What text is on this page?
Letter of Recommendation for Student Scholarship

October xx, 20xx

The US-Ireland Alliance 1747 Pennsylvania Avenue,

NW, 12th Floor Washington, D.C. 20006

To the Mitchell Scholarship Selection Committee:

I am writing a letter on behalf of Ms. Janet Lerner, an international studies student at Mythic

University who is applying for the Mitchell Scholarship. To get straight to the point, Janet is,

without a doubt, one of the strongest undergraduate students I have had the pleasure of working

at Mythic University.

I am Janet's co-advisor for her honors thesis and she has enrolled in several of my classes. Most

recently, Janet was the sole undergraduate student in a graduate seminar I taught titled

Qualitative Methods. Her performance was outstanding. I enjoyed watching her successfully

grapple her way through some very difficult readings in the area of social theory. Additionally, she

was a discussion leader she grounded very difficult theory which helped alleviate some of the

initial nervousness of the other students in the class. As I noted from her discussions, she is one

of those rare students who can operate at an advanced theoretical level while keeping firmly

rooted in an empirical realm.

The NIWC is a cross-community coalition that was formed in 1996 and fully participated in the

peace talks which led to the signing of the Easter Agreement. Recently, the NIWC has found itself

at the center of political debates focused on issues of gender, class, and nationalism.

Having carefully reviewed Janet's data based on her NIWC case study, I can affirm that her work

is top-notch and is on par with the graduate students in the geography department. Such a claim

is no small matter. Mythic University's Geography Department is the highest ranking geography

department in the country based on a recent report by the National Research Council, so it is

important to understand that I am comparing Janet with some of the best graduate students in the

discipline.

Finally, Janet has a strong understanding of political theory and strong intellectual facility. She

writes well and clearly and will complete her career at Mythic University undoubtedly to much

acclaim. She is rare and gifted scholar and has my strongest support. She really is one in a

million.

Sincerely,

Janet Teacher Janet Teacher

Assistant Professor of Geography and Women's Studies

※ ※ ※

What is needed: Repeat the listing in full, keeping every line exactly as it is.

Result of this task:
What text is on this page?
Letter of Recommendation for Student Scholarship

October xx, 20xx

The US-Ireland Alliance 1747 Pennsylvania Avenue,

NW, 12th Floor Washington, D.C. 20006

To the Mitchell Scholarship Selection Committee:

I am writing a letter on behalf of Ms. Janet Lerner, an international studies student at Mythic

University who is applying for the Mitchell Scholarship. To get straight to the point, Janet is,

without a doubt, one of the strongest undergraduate students I have had the pleasure of working

at Mythic University.

I am Janet's co-advisor for her honors thesis and she has enrolled in several of my classes. Most

recently, Janet was the sole undergraduate student in a graduate seminar I taught titled

Qualitative Methods. Her performance was outstanding. I enjoyed watching her successfully

grapple her way through some very difficult readings in the area of social theory. Additionally, she

was a discussion leader she grounded very difficult theory which helped alleviate some of the

initial nervousness of the other students in the class. As I noted from her discussions, she is one

of those rare students who can operate at an advanced theoretical level while keeping firmly

rooted in an empirical realm.

The NIWC is a cross-community coalition that was formed in 1996 and fully participated in the

peace talks which led to the signing of the Easter Agreement. Recently, the NIWC has found itself

at the center of political debates focused on issues of gender, class, and nationalism.

Having carefully reviewed Janet's data based on her NIWC case study, I can affirm that her work

is top-notch and is on par with the graduate students in the geography department. Such a claim

is no small matter. Mythic University's Geography Department is the highest ranking geography

department in the country based on a recent report by the National Research Council, so it is

important to understand that I am comparing Janet with some of the best graduate students in the

discipline.

Finally, Janet has a strong understanding of political theory and strong intellectual facility. She

writes well and clearly and will complete her career at Mythic University undoubtedly to much

acclaim. She is rare and gifted scholar and has my strongest support. She really is one in a

million.

Sincerely,

Janet Teacher Janet Teacher

Assistant Professor of Geography and Women's Studies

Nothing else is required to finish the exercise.